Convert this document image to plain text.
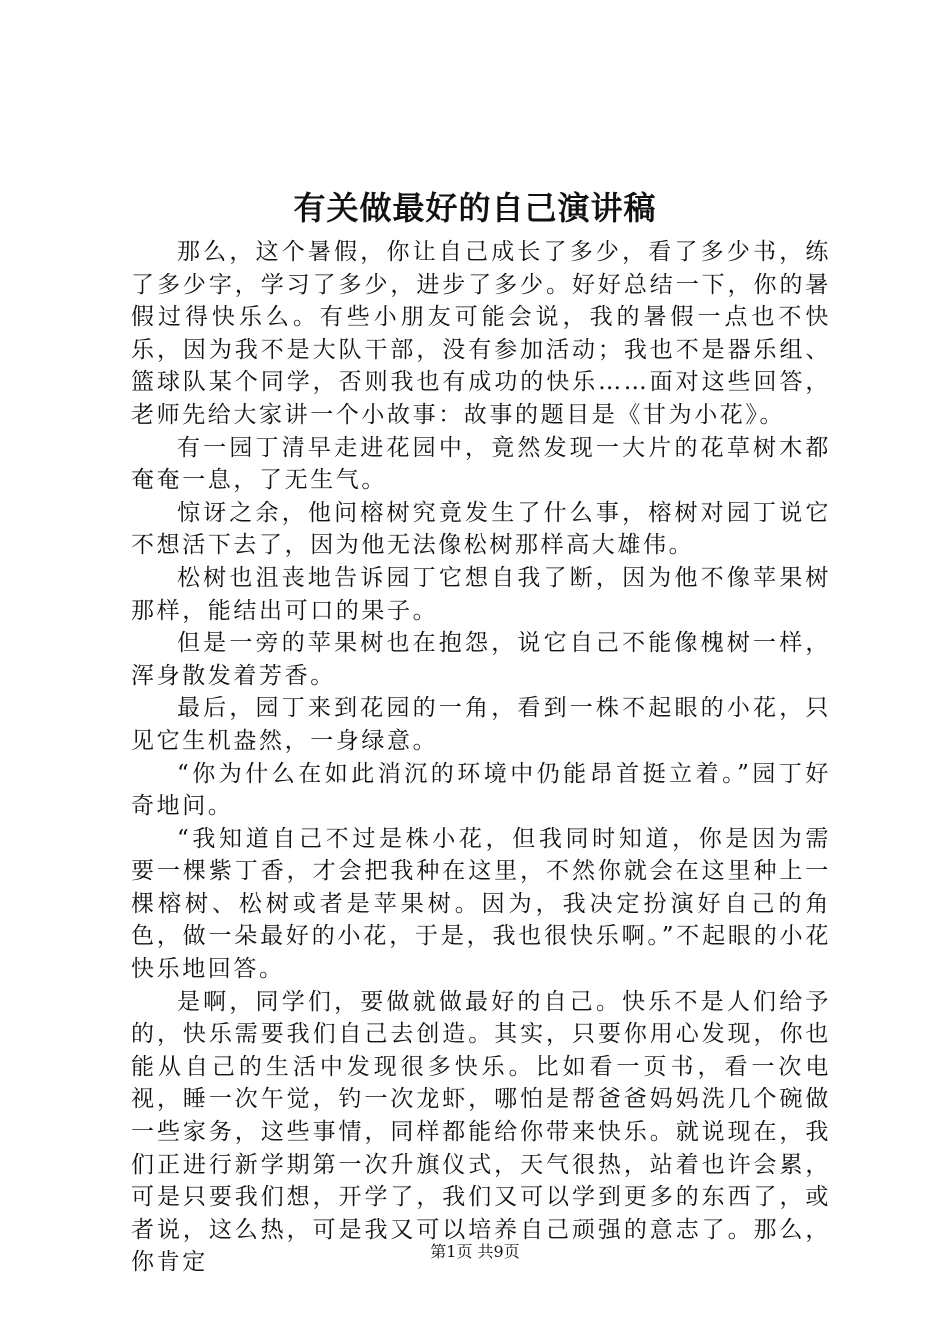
有关做最好的自己演讲稿

那么，这个暑假，你让自己成长了多少，看了多少书，练了多少字，学习了多少，进步了多少。好好总结一下，你的暑假过得快乐么。有些小朋友可能会说，我的暑假一点也不快乐，因为我不是大队干部，没有参加活动；我也不是器乐组、篮球队某个同学，否则我也有成功的快乐……面对这些回答，老师先给大家讲一个小故事：故事的题目是《甘为小花》。

有一园丁清早走进花园中，竟然发现一大片的花草树木都奄奄一息，了无生气。

惊讶之余，他问榕树究竟发生了什么事，榕树对园丁说它不想活下去了，因为他无法像松树那样高大雄伟。

松树也沮丧地告诉园丁它想自我了断，因为他不像苹果树那样，能结出可口的果子。

但是一旁的苹果树也在抱怨，说它自己不能像槐树一样，浑身散发着芳香。

最后，园丁来到花园的一角，看到一株不起眼的小花，只见它生机盎然，一身绿意。

“你为什么在如此消沉的环境中仍能昂首挺立着。”园丁好奇地问。

“我知道自己不过是株小花，但我同时知道，你是因为需要一棵紫丁香，才会把我种在这里，不然你就会在这里种上一棵榕树、松树或者是苹果树。因为，我决定扮演好自己的角色，做一朵最好的小花，于是，我也很快乐啊。”不起眼的小花快乐地回答。

是啊，同学们，要做就做最好的自己。快乐不是人们给予的，快乐需要我们自己去创造。其实，只要你用心发现，你也能从自己的生活中发现很多快乐。比如看一页书，看一次电视，睡一次午觉，钓一次龙虾，哪怕是帮爸爸妈妈洗几个碗做一些家务，这些事情，同样都能给你带来快乐。就说现在，我们正进行新学期第一次升旗仪式，天气很热，站着也许会累，可是只要我们想，开学了，我们又可以学到更多的东西了，或者说，这么热，可是我又可以培养自己顽强的意志了。那么，你肯定	第1页 共9页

§ GIVEN REQUEST: Your copy of the data should match it exactly, except that pictures are left out.

§ TASK ANSWER:
Convert this document image to plain text.
有关做最好的自己演讲稿

那么，这个暑假，你让自己成长了多少，看了多少书，练了多少字，学习了多少，进步了多少。好好总结一下，你的暑假过得快乐么。有些小朋友可能会说，我的暑假一点也不快乐，因为我不是大队干部，没有参加活动；我也不是器乐组、篮球队某个同学，否则我也有成功的快乐……面对这些回答，老师先给大家讲一个小故事：故事的题目是《甘为小花》。

有一园丁清早走进花园中，竟然发现一大片的花草树木都奄奄一息，了无生气。

惊讶之余，他问榕树究竟发生了什么事，榕树对园丁说它不想活下去了，因为他无法像松树那样高大雄伟。

松树也沮丧地告诉园丁它想自我了断，因为他不像苹果树那样，能结出可口的果子。

但是一旁的苹果树也在抱怨，说它自己不能像槐树一样，浑身散发着芳香。

最后，园丁来到花园的一角，看到一株不起眼的小花，只见它生机盎然，一身绿意。

“你为什么在如此消沉的环境中仍能昂首挺立着。”园丁好奇地问。

“我知道自己不过是株小花，但我同时知道，你是因为需要一棵紫丁香，才会把我种在这里，不然你就会在这里种上一棵榕树、松树或者是苹果树。因为，我决定扮演好自己的角色，做一朵最好的小花，于是，我也很快乐啊。”不起眼的小花快乐地回答。

是啊，同学们，要做就做最好的自己。快乐不是人们给予的，快乐需要我们自己去创造。其实，只要你用心发现，你也能从自己的生活中发现很多快乐。比如看一页书，看一次电视，睡一次午觉，钓一次龙虾，哪怕是帮爸爸妈妈洗几个碗做一些家务，这些事情，同样都能给你带来快乐。就说现在，我们正进行新学期第一次升旗仪式，天气很热，站着也许会累，可是只要我们想，开学了，我们又可以学到更多的东西了，或者说，这么热，可是我又可以培养自己顽强的意志了。那么，你肯定	第1页 共9页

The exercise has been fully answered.